→ Task details:
Filter for the word "curva" and keep each matching line.

··· Material provided

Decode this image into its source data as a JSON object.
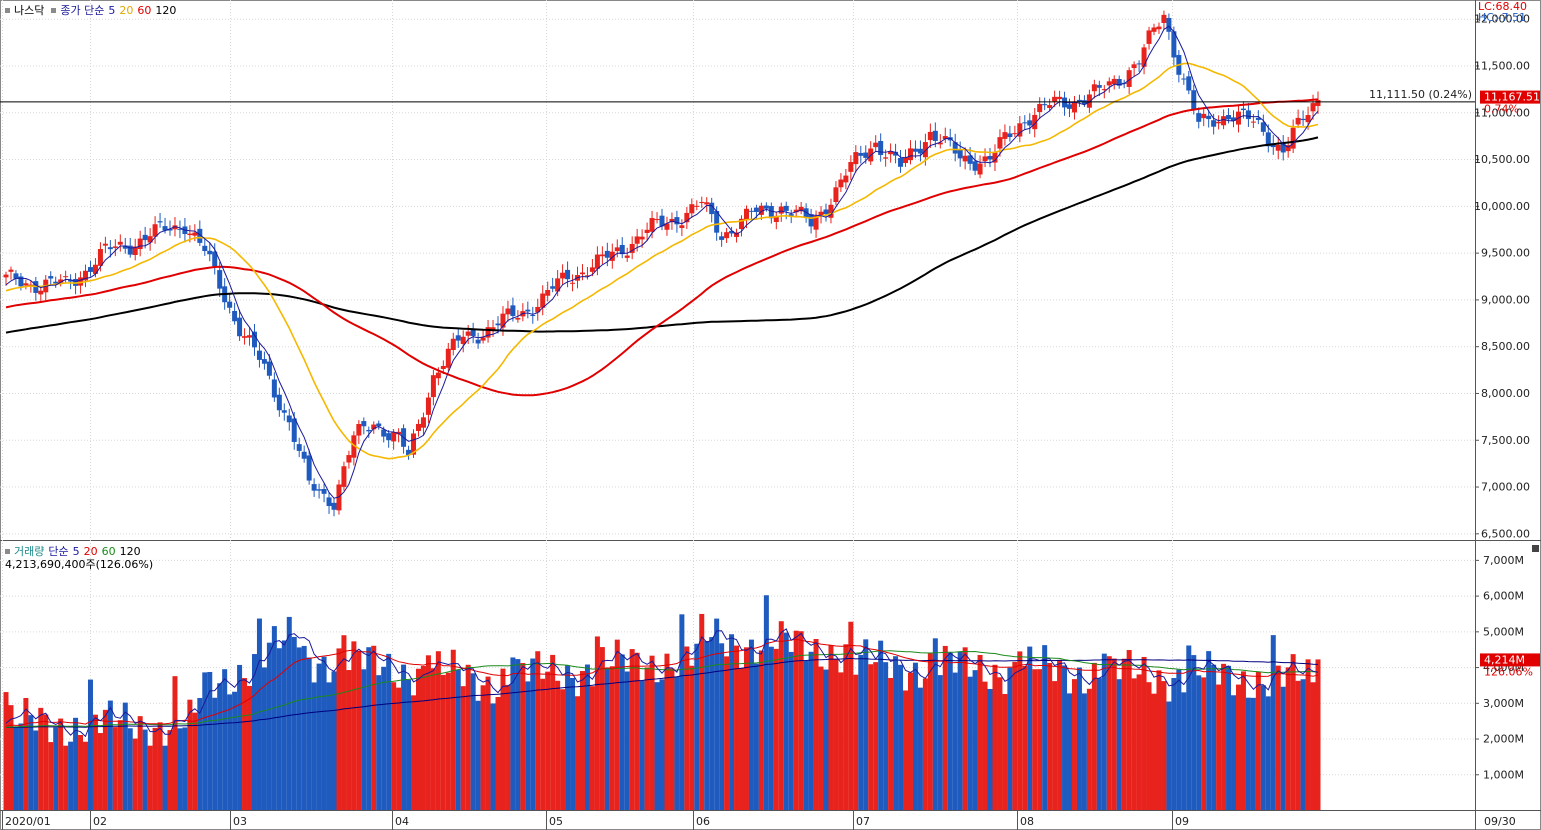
{
  "price_legend": {
    "symbol": "나스닥",
    "desc": "종가 단순",
    "p1": "5",
    "p2": "20",
    "p3": "60",
    "p4": "120"
  },
  "volume_legend": {
    "label": "거래량",
    "desc": "단순",
    "p1": "5",
    "p2": "20",
    "p3": "60",
    "p4": "120",
    "info": "4,213,690,400주(126.06%)"
  },
  "corner": {
    "lc": "LC:68.40",
    "hc": "HC:-7.51"
  },
  "right_end_label": "09/30",
  "colors": {
    "up": "#e8221c",
    "down": "#1f5bbf",
    "ma5": "#1a1a9c",
    "ma20": "#f5b800",
    "ma60": "#e00000",
    "ma120": "#000000",
    "vma5": "#1a1a9c",
    "vma20": "#e00000",
    "vma60": "#1a8a1a",
    "vma120": "#000080"
  },
  "chart_data": [
    {
      "type": "candlestick",
      "title": "나스닥",
      "y_ticks": [
        "12,000.00",
        "11,500.00",
        "11,000.00",
        "10,500.00",
        "10,000.00",
        "9,500.00",
        "9,000.00",
        "8,500.00",
        "8,000.00",
        "7,500.00",
        "7,000.00",
        "6,500.00"
      ],
      "ylim": [
        6450,
        12200
      ],
      "x_ticks": [
        "2020/01",
        "02",
        "03",
        "04",
        "05",
        "06",
        "07",
        "08",
        "09"
      ],
      "reference_line": {
        "value": 11111.5,
        "label": "11,111.50 (0.24%)"
      },
      "current_price": {
        "value": 11167.51,
        "label": "11,167.51",
        "pct_label": "0.74%"
      },
      "moving_averages": [
        "5",
        "20",
        "60",
        "120"
      ],
      "key_points": {
        "start_close": 9200,
        "feb_peak": 9820,
        "march_low": 6860,
        "april_low": 7300,
        "june_high": 10010,
        "july_high": 10800,
        "sept_high": 12050,
        "sept_low": 10600,
        "last_close": 11167.51
      }
    },
    {
      "type": "bar",
      "title": "거래량",
      "y_ticks": [
        "7,000M",
        "6,000M",
        "5,000M",
        "4,000M",
        "3,000M",
        "2,000M",
        "1,000M"
      ],
      "ylim": [
        0,
        7500
      ],
      "unit": "M",
      "current_volume": {
        "label": "4,214M",
        "pct_label": "126.06%"
      },
      "moving_averages": [
        "5",
        "20",
        "60",
        "120"
      ]
    }
  ]
}
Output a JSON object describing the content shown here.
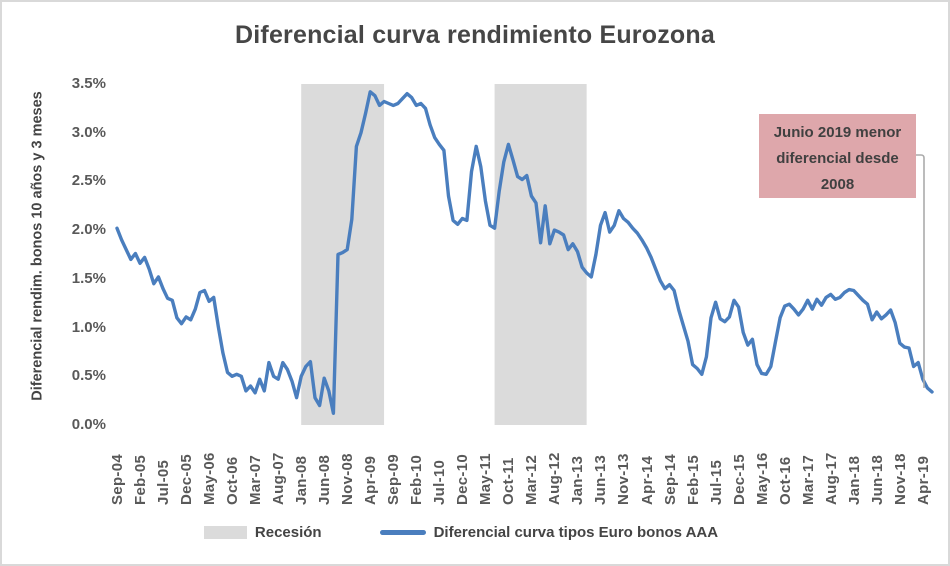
{
  "figure": {
    "title": "Diferencial curva rendimiento Eurozona",
    "y_axis_label": "Diferencial rendim. bonos 10 años y 3 meses",
    "annotation": {
      "text": "Junio 2019 menor diferencial desde 2008",
      "bg_color": "#dea7ab",
      "text_color": "#404040",
      "connector_color": "#ababab"
    },
    "legend": [
      {
        "type": "box",
        "label": "Recesión",
        "color": "#dbdbdb"
      },
      {
        "type": "line",
        "label": "Diferencial curva tipos Euro bonos AAA",
        "color": "#4a7ebe"
      }
    ]
  },
  "chart_data": {
    "type": "line",
    "title": "Diferencial curva rendimiento Eurozona",
    "xlabel": "",
    "ylabel": "Diferencial rendim. bonos 10 años y 3 meses",
    "ylim": [
      0,
      3.5
    ],
    "grid": false,
    "legend_position": "bottom",
    "ytick_labels_desc": [
      "3.5%",
      "3.0%",
      "2.5%",
      "2.0%",
      "1.5%",
      "1.0%",
      "0.5%",
      "0.0%"
    ],
    "x_monthly_start": "Sep-04",
    "x_monthly_end": "Jun-19",
    "xtick_step_months": 5,
    "xtick_labels": [
      "Sep-04",
      "Feb-05",
      "Jul-05",
      "Dec-05",
      "May-06",
      "Oct-06",
      "Mar-07",
      "Aug-07",
      "Jan-08",
      "Jun-08",
      "Nov-08",
      "Apr-09",
      "Sep-09",
      "Feb-10",
      "Jul-10",
      "Dec-10",
      "May-11",
      "Oct-11",
      "Mar-12",
      "Aug-12",
      "Jan-13",
      "Jun-13",
      "Nov-13",
      "Apr-14",
      "Sep-14",
      "Feb-15",
      "Jul-15",
      "Dec-15",
      "May-16",
      "Oct-16",
      "Mar-17",
      "Aug-17",
      "Jan-18",
      "Jun-18",
      "Nov-18",
      "Apr-19"
    ],
    "recession_bands": [
      {
        "label": "Recesión",
        "start": "Jan-08",
        "end": "Jul-09",
        "start_month_index": 40,
        "end_month_index": 58
      },
      {
        "label": "Recesión",
        "start": "Jul-11",
        "end": "Mar-13",
        "start_month_index": 82,
        "end_month_index": 102
      }
    ],
    "series": [
      {
        "name": "Diferencial curva tipos Euro bonos AAA",
        "color": "#4a7ebe",
        "unit": "%",
        "values": [
          2.02,
          1.9,
          1.8,
          1.7,
          1.76,
          1.66,
          1.72,
          1.6,
          1.45,
          1.52,
          1.4,
          1.3,
          1.28,
          1.1,
          1.04,
          1.11,
          1.08,
          1.19,
          1.36,
          1.38,
          1.27,
          1.31,
          1.01,
          0.74,
          0.54,
          0.5,
          0.52,
          0.5,
          0.35,
          0.4,
          0.33,
          0.47,
          0.35,
          0.64,
          0.5,
          0.47,
          0.64,
          0.57,
          0.45,
          0.28,
          0.5,
          0.6,
          0.65,
          0.28,
          0.2,
          0.48,
          0.35,
          0.12,
          1.75,
          1.77,
          1.8,
          2.11,
          2.86,
          3.0,
          3.2,
          3.42,
          3.38,
          3.28,
          3.32,
          3.3,
          3.28,
          3.3,
          3.35,
          3.4,
          3.36,
          3.28,
          3.3,
          3.25,
          3.08,
          2.95,
          2.88,
          2.82,
          2.35,
          2.1,
          2.06,
          2.12,
          2.1,
          2.6,
          2.86,
          2.65,
          2.3,
          2.05,
          2.02,
          2.4,
          2.7,
          2.88,
          2.72,
          2.55,
          2.52,
          2.56,
          2.35,
          2.28,
          1.87,
          2.25,
          1.86,
          2.0,
          1.98,
          1.95,
          1.8,
          1.86,
          1.78,
          1.62,
          1.56,
          1.52,
          1.75,
          2.05,
          2.18,
          1.98,
          2.05,
          2.2,
          2.12,
          2.08,
          2.02,
          1.97,
          1.9,
          1.82,
          1.72,
          1.6,
          1.48,
          1.4,
          1.44,
          1.38,
          1.18,
          1.02,
          0.86,
          0.62,
          0.58,
          0.52,
          0.7,
          1.1,
          1.26,
          1.09,
          1.06,
          1.11,
          1.28,
          1.21,
          0.95,
          0.82,
          0.88,
          0.62,
          0.53,
          0.52,
          0.6,
          0.85,
          1.1,
          1.22,
          1.24,
          1.19,
          1.13,
          1.19,
          1.28,
          1.19,
          1.29,
          1.23,
          1.31,
          1.34,
          1.29,
          1.31,
          1.36,
          1.39,
          1.38,
          1.33,
          1.28,
          1.24,
          1.08,
          1.16,
          1.09,
          1.13,
          1.18,
          1.05,
          0.84,
          0.8,
          0.79,
          0.6,
          0.64,
          0.47,
          0.38,
          0.34
        ]
      }
    ]
  }
}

······

→ Answer below:
    "title": "Diferencial curva rendimiento Eurozona",
        "label": "Diferencial curva tipos Euro bonos AAA",
    "title": "Diferencial curva rendimiento Eurozona",
        "name": "Diferencial curva tipos Euro bonos AAA",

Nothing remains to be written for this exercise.